Instruction:
In the records that follow, show each line where the word "October" is present.
··· Source material ···
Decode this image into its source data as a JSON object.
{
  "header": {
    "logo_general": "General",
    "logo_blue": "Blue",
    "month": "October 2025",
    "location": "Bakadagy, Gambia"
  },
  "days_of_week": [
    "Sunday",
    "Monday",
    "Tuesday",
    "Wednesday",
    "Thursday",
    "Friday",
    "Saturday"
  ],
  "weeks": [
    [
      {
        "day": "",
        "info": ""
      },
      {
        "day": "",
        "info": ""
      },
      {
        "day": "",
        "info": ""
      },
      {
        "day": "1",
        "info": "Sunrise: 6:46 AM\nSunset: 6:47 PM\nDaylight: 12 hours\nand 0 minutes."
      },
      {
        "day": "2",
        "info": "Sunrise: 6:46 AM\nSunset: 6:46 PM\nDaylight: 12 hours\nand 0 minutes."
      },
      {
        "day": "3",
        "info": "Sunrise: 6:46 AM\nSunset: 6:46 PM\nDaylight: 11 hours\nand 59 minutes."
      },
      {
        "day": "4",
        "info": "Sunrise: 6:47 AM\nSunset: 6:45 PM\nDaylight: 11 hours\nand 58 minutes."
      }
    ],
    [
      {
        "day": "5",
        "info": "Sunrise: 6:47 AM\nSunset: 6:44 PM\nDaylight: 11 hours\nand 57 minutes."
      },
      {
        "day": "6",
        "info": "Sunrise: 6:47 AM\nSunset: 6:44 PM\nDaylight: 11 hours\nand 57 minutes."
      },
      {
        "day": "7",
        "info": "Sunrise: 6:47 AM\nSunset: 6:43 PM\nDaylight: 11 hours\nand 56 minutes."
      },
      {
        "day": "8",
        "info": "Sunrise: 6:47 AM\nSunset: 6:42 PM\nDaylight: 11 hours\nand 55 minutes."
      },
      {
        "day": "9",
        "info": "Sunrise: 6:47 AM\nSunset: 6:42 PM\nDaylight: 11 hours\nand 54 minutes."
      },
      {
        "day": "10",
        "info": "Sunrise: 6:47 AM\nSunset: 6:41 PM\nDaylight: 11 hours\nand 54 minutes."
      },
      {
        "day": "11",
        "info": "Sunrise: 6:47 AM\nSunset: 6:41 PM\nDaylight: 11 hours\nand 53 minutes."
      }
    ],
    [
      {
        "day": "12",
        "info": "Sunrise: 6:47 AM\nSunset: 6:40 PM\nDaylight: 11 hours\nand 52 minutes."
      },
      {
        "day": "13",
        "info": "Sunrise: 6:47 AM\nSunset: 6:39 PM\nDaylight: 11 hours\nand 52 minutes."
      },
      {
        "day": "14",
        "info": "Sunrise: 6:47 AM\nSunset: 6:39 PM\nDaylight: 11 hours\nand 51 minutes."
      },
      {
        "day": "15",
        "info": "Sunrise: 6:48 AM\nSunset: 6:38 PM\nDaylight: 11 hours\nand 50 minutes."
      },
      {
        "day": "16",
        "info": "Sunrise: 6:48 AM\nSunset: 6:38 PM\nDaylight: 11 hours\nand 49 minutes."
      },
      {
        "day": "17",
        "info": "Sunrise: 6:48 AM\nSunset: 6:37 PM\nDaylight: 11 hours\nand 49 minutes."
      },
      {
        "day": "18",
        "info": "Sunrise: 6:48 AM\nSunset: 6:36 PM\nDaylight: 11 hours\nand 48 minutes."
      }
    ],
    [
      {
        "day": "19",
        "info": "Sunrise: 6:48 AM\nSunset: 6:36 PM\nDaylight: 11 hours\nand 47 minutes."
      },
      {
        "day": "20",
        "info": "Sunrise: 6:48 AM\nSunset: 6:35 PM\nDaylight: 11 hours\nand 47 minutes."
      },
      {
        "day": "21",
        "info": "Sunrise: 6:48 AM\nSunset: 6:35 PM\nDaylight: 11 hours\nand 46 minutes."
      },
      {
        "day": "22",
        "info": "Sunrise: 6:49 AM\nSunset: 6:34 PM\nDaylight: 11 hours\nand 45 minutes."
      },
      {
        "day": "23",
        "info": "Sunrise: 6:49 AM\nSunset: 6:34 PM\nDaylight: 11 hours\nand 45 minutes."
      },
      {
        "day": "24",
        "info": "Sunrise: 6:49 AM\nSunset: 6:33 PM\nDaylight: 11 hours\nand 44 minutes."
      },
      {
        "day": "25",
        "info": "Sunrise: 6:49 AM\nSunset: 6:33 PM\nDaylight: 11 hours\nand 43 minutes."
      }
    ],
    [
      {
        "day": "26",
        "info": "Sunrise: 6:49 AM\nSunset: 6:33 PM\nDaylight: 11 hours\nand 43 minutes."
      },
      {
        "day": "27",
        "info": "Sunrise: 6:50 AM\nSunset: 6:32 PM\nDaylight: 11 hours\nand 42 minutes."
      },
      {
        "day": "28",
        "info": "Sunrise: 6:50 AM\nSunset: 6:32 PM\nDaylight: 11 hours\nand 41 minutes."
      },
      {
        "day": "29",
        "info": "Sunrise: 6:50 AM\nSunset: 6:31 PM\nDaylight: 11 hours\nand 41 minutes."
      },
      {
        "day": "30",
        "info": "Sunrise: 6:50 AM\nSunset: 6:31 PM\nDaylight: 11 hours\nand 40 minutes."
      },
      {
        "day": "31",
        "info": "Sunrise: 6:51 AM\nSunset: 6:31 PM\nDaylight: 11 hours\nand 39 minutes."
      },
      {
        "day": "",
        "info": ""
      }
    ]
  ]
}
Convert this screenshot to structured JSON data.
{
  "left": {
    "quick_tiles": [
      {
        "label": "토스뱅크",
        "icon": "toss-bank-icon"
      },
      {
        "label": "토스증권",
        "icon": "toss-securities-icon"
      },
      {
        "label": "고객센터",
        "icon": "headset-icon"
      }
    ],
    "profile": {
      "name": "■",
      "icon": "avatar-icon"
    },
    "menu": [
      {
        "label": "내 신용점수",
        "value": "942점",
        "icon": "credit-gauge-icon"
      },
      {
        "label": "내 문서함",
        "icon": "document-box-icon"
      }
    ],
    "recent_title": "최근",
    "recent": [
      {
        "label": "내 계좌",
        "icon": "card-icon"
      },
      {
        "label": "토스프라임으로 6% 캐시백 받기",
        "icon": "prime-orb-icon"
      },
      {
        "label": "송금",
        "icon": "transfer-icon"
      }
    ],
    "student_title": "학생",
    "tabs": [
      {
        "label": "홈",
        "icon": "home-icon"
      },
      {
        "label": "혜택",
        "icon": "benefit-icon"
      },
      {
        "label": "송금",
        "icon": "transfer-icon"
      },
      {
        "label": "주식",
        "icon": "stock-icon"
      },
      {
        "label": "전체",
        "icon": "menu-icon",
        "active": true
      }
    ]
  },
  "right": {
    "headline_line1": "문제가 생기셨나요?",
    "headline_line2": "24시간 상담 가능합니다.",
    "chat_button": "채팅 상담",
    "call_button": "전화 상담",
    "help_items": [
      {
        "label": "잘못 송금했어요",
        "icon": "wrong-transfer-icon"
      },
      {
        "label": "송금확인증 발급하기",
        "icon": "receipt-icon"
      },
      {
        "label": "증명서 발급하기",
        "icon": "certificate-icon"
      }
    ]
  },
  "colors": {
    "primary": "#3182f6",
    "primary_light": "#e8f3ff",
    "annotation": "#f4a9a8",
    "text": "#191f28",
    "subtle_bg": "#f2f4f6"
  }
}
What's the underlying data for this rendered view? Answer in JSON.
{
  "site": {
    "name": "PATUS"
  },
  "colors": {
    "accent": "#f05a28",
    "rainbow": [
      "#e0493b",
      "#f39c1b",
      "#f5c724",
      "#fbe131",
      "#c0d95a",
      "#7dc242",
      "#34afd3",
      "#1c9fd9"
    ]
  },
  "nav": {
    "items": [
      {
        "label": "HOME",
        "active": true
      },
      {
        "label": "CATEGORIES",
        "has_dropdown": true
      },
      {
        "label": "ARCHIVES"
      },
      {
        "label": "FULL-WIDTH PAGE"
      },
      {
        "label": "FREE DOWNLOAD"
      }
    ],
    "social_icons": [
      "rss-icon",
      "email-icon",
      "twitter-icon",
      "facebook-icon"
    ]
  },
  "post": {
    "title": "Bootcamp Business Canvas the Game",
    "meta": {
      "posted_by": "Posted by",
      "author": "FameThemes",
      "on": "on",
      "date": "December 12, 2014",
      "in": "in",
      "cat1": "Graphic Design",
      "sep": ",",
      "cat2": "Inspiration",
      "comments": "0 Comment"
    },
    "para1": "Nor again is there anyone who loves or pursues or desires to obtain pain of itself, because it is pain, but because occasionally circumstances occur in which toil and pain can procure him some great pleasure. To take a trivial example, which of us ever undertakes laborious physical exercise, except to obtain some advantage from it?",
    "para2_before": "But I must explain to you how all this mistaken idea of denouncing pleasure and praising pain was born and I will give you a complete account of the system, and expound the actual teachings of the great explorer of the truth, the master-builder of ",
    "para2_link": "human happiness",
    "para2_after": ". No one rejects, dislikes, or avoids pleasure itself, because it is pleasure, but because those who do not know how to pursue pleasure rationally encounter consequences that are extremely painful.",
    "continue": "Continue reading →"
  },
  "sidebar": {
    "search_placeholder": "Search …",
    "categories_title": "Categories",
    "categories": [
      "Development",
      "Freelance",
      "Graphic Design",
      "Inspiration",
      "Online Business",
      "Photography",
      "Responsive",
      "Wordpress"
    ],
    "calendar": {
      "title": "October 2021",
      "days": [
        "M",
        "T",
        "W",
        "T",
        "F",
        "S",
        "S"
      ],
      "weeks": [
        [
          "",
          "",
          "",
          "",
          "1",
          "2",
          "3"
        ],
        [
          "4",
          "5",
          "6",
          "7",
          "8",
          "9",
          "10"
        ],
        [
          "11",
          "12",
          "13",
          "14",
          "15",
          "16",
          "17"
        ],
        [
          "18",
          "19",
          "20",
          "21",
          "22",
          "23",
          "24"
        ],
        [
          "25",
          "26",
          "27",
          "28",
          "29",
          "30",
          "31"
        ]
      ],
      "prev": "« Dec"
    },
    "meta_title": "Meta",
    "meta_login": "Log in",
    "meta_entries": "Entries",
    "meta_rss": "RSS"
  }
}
···
Answer to this problem:
    "month": "October 2025",
      "title": "October 2021",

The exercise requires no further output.